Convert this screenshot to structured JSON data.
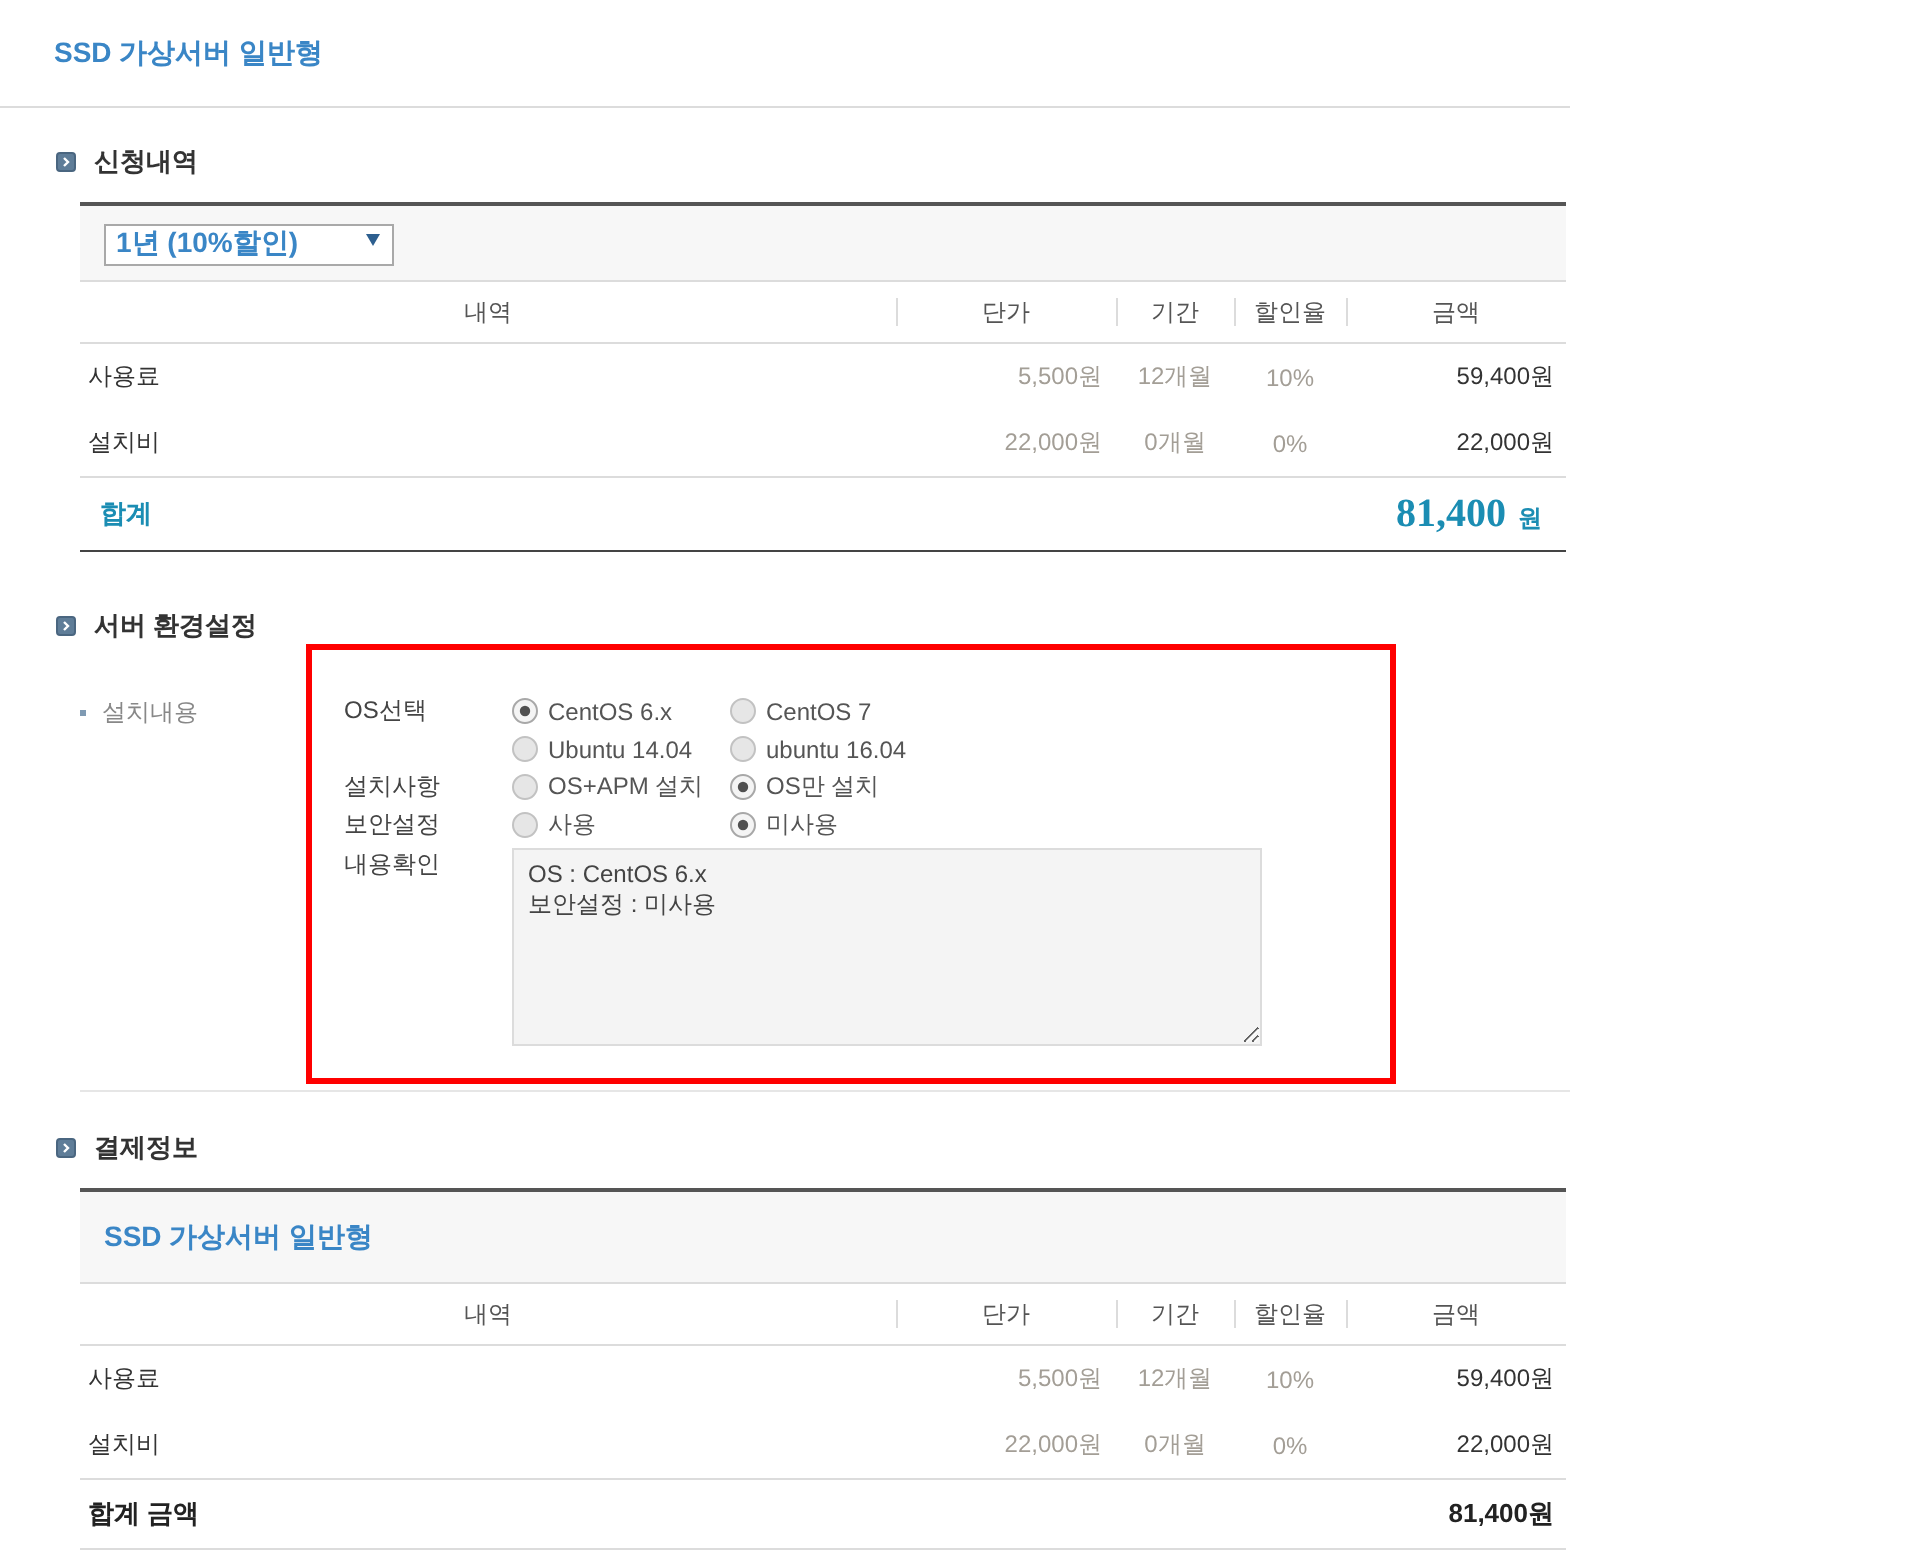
{
  "page_title": "SSD 가상서버 일반형",
  "application": {
    "heading": "신청내역",
    "term_select": {
      "value": "1년 (10%할인)"
    },
    "table": {
      "columns": [
        "내역",
        "단가",
        "기간",
        "할인율",
        "금액"
      ],
      "rows": [
        {
          "item": "사용료",
          "unit_price": "5,500원",
          "period": "12개월",
          "discount": "10%",
          "amount": "59,400원"
        },
        {
          "item": "설치비",
          "unit_price": "22,000원",
          "period": "0개월",
          "discount": "0%",
          "amount": "22,000원"
        }
      ],
      "total": {
        "label": "합계",
        "amount": "81,400",
        "unit": "원"
      }
    }
  },
  "server_settings": {
    "heading": "서버 환경설정",
    "field_label": "설치내용",
    "highlighted": true,
    "groups": [
      {
        "label": "OS선택",
        "options": [
          {
            "label": "CentOS 6.x",
            "selected": true
          },
          {
            "label": "CentOS 7",
            "selected": false
          },
          {
            "label": "Ubuntu 14.04",
            "selected": false
          },
          {
            "label": "ubuntu 16.04",
            "selected": false
          }
        ]
      },
      {
        "label": "설치사항",
        "options": [
          {
            "label": "OS+APM 설치",
            "selected": false
          },
          {
            "label": "OS만 설치",
            "selected": true
          }
        ]
      },
      {
        "label": "보안설정",
        "options": [
          {
            "label": "사용",
            "selected": false
          },
          {
            "label": "미사용",
            "selected": true
          }
        ]
      }
    ],
    "summary": {
      "label": "내용확인",
      "value": "OS : CentOS 6.x\n보안설정 : 미사용"
    }
  },
  "payment": {
    "heading": "결제정보",
    "product_title": "SSD 가상서버 일반형",
    "table": {
      "columns": [
        "내역",
        "단가",
        "기간",
        "할인율",
        "금액"
      ],
      "rows": [
        {
          "item": "사용료",
          "unit_price": "5,500원",
          "period": "12개월",
          "discount": "10%",
          "amount": "59,400원"
        },
        {
          "item": "설치비",
          "unit_price": "22,000원",
          "period": "0개월",
          "discount": "0%",
          "amount": "22,000원"
        }
      ]
    },
    "total": {
      "label": "합계 금액",
      "amount": "81,400원"
    }
  }
}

Work to complete: Return each line in the records that holds the string "heading".

Complete response:
    "heading": "신청내역",
    "heading": "서버 환경설정",
    "heading": "결제정보",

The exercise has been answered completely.